### REQUIREMENT
Keep every line where the word "page" appears; drop the rest.

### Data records
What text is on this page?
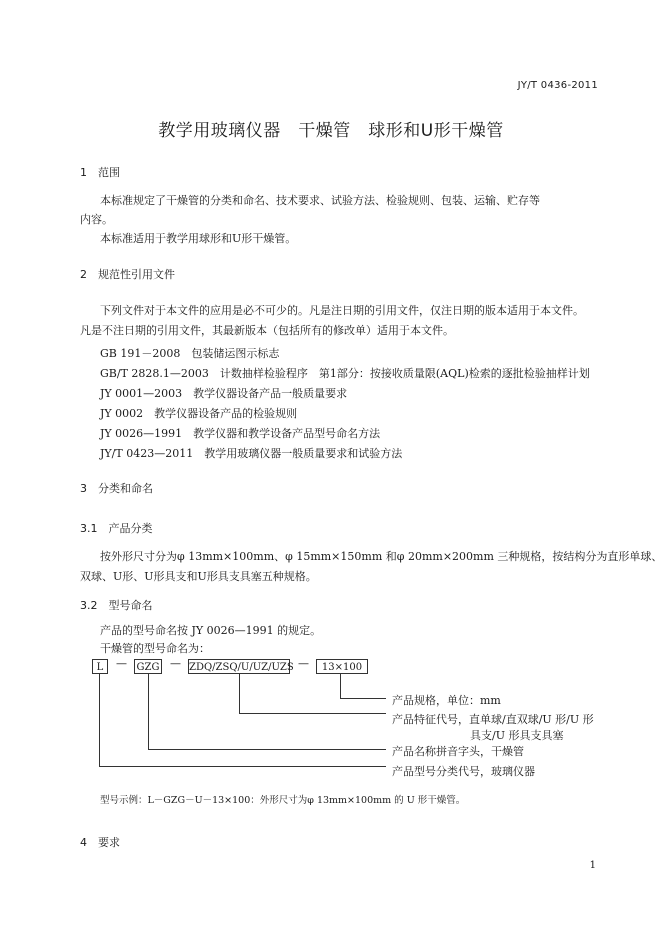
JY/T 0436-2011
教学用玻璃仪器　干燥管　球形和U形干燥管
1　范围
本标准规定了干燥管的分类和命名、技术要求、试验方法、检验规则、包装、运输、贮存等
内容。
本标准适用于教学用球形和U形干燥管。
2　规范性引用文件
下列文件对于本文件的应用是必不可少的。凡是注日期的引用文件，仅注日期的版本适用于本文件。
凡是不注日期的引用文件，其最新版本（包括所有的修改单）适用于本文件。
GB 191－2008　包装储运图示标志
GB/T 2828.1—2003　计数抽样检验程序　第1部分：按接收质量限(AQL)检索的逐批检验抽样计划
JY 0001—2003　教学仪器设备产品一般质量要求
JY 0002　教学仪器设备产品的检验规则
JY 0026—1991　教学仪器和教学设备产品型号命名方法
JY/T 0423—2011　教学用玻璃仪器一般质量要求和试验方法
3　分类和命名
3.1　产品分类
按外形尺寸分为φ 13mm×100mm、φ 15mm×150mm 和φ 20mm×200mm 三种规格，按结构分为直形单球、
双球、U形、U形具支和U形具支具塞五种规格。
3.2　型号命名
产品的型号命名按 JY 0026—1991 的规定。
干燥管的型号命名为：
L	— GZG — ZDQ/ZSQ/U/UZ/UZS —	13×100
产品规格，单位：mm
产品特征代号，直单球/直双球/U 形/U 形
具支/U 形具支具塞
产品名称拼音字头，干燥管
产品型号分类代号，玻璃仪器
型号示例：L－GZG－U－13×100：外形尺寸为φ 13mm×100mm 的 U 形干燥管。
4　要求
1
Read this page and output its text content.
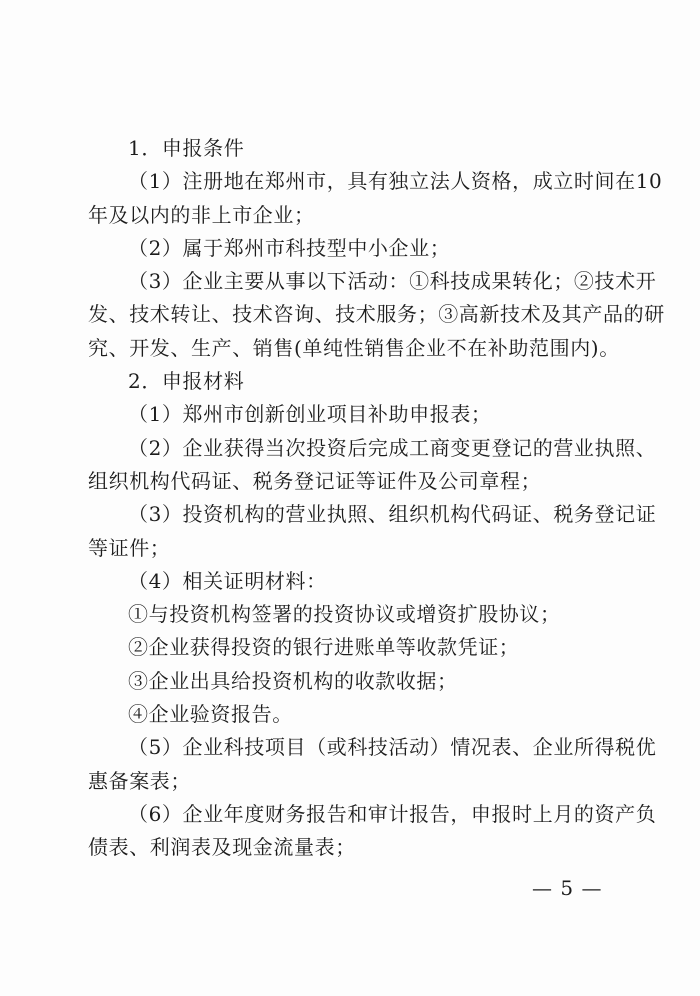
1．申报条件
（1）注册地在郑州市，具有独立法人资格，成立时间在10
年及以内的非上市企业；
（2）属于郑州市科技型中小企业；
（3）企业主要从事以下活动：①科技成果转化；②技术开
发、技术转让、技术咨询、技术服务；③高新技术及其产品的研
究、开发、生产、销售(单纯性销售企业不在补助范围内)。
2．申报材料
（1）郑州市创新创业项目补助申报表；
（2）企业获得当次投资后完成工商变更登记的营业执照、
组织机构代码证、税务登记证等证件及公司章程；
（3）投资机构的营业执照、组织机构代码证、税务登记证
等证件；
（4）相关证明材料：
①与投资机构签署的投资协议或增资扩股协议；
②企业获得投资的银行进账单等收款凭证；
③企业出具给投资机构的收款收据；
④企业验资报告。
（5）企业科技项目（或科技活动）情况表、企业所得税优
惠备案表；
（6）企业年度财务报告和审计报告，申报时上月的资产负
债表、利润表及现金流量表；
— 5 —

### THE RESULT
What text is on this page?
Read this page and output its text content.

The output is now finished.